Locate the string "icon" in the listing below. Copy every line where it is found.

Record set:
+++
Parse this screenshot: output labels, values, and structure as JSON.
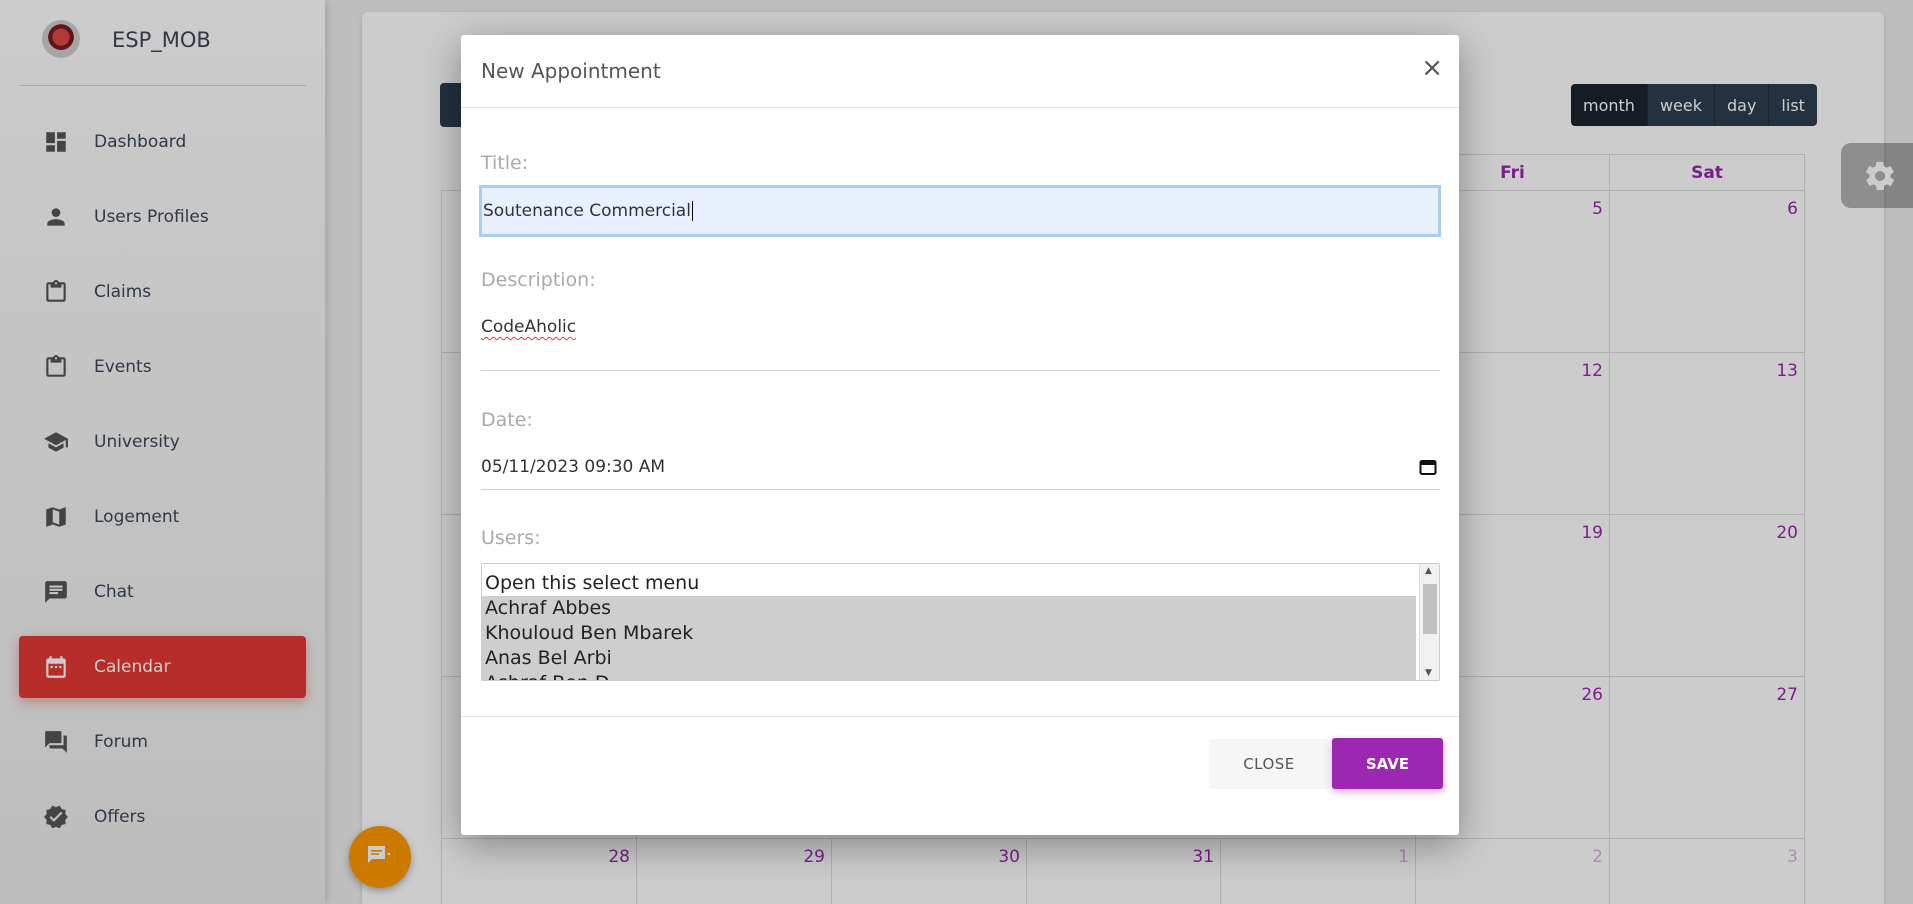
{
  "sidebar": {
    "brand": "ESP_MOB",
    "items": [
      {
        "label": "Dashboard",
        "icon": "dashboard-icon"
      },
      {
        "label": "Users Profiles",
        "icon": "person-icon"
      },
      {
        "label": "Claims",
        "icon": "clipboard-icon"
      },
      {
        "label": "Events",
        "icon": "clipboard-icon"
      },
      {
        "label": "University",
        "icon": "school-icon"
      },
      {
        "label": "Logement",
        "icon": "map-icon"
      },
      {
        "label": "Chat",
        "icon": "chat-icon"
      },
      {
        "label": "Calendar",
        "icon": "calendar-icon",
        "active": true
      },
      {
        "label": "Forum",
        "icon": "forum-icon"
      },
      {
        "label": "Offers",
        "icon": "verified-icon"
      }
    ]
  },
  "calendar": {
    "views": [
      "month",
      "week",
      "day",
      "list"
    ],
    "active_view": "month",
    "headers": [
      "Fri",
      "Sat"
    ],
    "numbers": {
      "fri": [
        "5",
        "12",
        "19",
        "26"
      ],
      "sat": [
        "6",
        "13",
        "20",
        "27"
      ],
      "last_row": [
        "28",
        "29",
        "30",
        "31",
        "1",
        "2",
        "3"
      ]
    }
  },
  "modal": {
    "title": "New Appointment",
    "close_symbol": "×",
    "title_label": "Title:",
    "title_value": "Soutenance Commercial",
    "description_label": "Description:",
    "description_value": "CodeAholic",
    "date_label": "Date:",
    "date_value": "05/11/2023 09:30 AM",
    "users_label": "Users:",
    "users_options": [
      "Open this select menu",
      "Achraf Abbes",
      "Khouloud Ben Mbarek",
      "Anas Bel Arbi",
      "Ashraf Ben D..."
    ],
    "close_button": "CLOSE",
    "save_button": "SAVE"
  },
  "colors": {
    "accent": "#9c27b0",
    "active_nav": "#e53935",
    "fab": "#ff9800"
  }
}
+++
Output of the task:
        "icon": "dashboard-icon"
        "icon": "person-icon"
        "icon": "clipboard-icon"
        "icon": "clipboard-icon"
        "icon": "school-icon"
        "icon": "map-icon"
        "icon": "chat-icon"
        "icon": "calendar-icon",
        "icon": "forum-icon"
        "icon": "verified-icon"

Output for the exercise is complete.